Task objective: Every line must be returned precisely as it is written.

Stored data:
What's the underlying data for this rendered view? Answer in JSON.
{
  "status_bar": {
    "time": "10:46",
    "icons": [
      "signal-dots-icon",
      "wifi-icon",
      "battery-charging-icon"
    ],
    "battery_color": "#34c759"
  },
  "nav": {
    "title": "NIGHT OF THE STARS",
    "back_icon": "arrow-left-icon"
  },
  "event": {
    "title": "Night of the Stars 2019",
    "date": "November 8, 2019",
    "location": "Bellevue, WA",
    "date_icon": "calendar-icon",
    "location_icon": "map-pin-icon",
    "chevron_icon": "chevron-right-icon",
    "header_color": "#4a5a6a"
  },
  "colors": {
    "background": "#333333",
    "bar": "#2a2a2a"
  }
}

Exercise result:
What's the underlying data for this rendered view? Answer in JSON.
{
  "status_bar": {
    "time": "10:46",
    "icons": [
      "signal-dots-icon",
      "wifi-icon",
      "battery-charging-icon"
    ],
    "battery_color": "#34c759"
  },
  "nav": {
    "title": "NIGHT OF THE STARS",
    "back_icon": "arrow-left-icon"
  },
  "event": {
    "title": "Night of the Stars 2019",
    "date": "November 8, 2019",
    "location": "Bellevue, WA",
    "date_icon": "calendar-icon",
    "location_icon": "map-pin-icon",
    "chevron_icon": "chevron-right-icon",
    "header_color": "#4a5a6a"
  },
  "colors": {
    "background": "#333333",
    "bar": "#2a2a2a"
  }
}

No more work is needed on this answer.